You don’t need me to tell you that the world is facing some pretty significant challenges right now. The economy continues to sputter. Wars and violence plague countries and communities large and small. Here in the United States, the problems with our healthcare and education systems don’t seem like they will ever improve. You don’t have to go far to find extreme poverty, religious intolerance, ethnic conflict, and more. People are scared about what the future will hold.
Traditionally, we have put our faith in institutions like government, the media or even business that they will come up with solutions and help lead us to better times. Filling in the gaps are nonprofit organizations or faith-based institutions. I know I am over-generalizing here, but the point is, there has been someone to look to, someone we believed had our best interests at heart. I’m not sure that is the case right now. I am not sure anyone has unwavering confidence in the institutions who have always led us, to do so again now.
The point is this post is not to be all doom and gloom — quite the opposite. I am optimistic about the future (and if you know me at all, that’s saying something). Our society has changed – dramatically – over the past few decades. We talk about it all the time, in the context of business (flattening), media (speeding up), community (connecting) — but we don’t often take a more macro view. The fact that everything has changed means that we have the tools and understanding needed to not only meet the challenges that exist today, but thrive going forward. Individuals are empowered as never before, and all of us have the tools, the connections and that access at our fingertips to do something incredible.

[Task to complete]: Carry on the essay on today's challenges, starting right after its last sentence. The entries that follow have nothing to do with the essay on today's challenges.

(Element and coordinate entries)
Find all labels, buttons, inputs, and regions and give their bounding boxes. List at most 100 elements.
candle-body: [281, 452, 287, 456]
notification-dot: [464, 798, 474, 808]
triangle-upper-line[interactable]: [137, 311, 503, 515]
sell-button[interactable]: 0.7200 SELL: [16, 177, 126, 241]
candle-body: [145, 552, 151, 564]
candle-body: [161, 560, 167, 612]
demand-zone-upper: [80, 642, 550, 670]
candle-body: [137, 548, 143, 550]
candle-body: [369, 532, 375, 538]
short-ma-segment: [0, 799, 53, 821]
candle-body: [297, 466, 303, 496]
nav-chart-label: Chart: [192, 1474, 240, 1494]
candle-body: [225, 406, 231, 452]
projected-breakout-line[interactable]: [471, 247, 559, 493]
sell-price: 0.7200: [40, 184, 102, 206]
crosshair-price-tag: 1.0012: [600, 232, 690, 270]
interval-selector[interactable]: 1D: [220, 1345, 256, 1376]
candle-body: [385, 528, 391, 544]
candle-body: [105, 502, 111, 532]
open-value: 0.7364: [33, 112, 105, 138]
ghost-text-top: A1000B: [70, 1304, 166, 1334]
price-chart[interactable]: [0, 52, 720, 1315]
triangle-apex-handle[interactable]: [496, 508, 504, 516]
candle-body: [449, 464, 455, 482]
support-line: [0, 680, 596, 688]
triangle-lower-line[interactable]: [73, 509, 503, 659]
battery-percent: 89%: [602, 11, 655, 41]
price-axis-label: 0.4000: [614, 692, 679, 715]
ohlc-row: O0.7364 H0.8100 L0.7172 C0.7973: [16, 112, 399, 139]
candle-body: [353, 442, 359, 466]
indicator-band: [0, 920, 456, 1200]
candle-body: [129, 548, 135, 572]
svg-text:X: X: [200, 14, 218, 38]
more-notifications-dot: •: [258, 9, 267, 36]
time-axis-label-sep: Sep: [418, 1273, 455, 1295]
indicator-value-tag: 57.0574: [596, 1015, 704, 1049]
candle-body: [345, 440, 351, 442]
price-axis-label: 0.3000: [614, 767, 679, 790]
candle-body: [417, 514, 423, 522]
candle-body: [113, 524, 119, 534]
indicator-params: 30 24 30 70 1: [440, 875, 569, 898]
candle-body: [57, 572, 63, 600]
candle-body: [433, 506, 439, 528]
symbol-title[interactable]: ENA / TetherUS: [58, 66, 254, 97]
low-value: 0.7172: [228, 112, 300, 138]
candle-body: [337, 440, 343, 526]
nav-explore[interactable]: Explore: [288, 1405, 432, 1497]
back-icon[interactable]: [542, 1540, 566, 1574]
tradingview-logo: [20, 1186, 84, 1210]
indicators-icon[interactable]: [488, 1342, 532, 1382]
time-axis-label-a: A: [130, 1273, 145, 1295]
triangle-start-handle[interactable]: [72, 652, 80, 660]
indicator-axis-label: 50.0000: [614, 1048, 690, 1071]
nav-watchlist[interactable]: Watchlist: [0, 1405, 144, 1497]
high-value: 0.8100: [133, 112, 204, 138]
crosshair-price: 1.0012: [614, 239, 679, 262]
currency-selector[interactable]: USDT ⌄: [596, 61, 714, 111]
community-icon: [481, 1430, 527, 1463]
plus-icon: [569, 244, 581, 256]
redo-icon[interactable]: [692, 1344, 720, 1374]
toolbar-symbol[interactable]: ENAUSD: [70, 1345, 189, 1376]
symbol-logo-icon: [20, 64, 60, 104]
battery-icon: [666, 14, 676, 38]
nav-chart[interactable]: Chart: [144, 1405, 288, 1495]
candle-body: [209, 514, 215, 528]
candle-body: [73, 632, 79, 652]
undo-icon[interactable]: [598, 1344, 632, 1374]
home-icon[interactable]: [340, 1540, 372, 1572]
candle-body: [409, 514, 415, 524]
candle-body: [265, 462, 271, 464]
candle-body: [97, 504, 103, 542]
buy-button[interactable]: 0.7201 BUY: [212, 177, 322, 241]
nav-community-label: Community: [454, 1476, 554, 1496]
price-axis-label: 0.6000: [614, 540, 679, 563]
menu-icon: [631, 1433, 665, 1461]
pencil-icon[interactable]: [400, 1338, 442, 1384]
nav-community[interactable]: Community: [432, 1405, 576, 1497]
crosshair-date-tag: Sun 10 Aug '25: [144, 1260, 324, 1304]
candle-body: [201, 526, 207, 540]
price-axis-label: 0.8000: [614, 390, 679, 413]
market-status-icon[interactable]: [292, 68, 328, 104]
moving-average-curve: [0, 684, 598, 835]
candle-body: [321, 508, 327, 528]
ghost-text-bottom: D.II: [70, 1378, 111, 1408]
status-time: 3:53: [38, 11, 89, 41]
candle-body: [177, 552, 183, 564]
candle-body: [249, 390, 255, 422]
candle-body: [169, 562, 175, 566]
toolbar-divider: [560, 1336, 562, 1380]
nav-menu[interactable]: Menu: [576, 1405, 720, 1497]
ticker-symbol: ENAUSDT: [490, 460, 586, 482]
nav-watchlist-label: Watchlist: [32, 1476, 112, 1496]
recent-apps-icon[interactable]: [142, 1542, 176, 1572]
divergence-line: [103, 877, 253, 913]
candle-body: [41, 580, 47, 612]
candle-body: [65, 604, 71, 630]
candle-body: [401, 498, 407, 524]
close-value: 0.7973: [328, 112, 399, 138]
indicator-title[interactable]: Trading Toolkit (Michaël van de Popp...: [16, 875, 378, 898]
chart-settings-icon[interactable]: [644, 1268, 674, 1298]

[Answer to the task]:
What do we need to succeed? We need a reset. A total, complete, top-to-bottom, reset. We don’t need a plan – that’s too short-term, we need to think bigger/broader. We don’t need a model – we have never done what we need to do now, so there isn’t anything to emulate. We don’t need a strategy – this isn’t about developing some roadmap and acting on it. We need to change the way we think, act, organize. We need to change the way we talk, and listen. Everything we know, and how it is applied, must be reconsidered and re-applied.
A reset doesn’t necessarily mean starting over from scratch. There are elements of what we have been doing, across all sectors, that have been successful and can apply in the future. We need to find those good things and understand why they worked, or how they can be re-purposed. There is nothing about how one organization operates that can’t help another one learn how to be more successful. There is so much than individuals, or a community of people, can contribute if those in power are willing to truly listen.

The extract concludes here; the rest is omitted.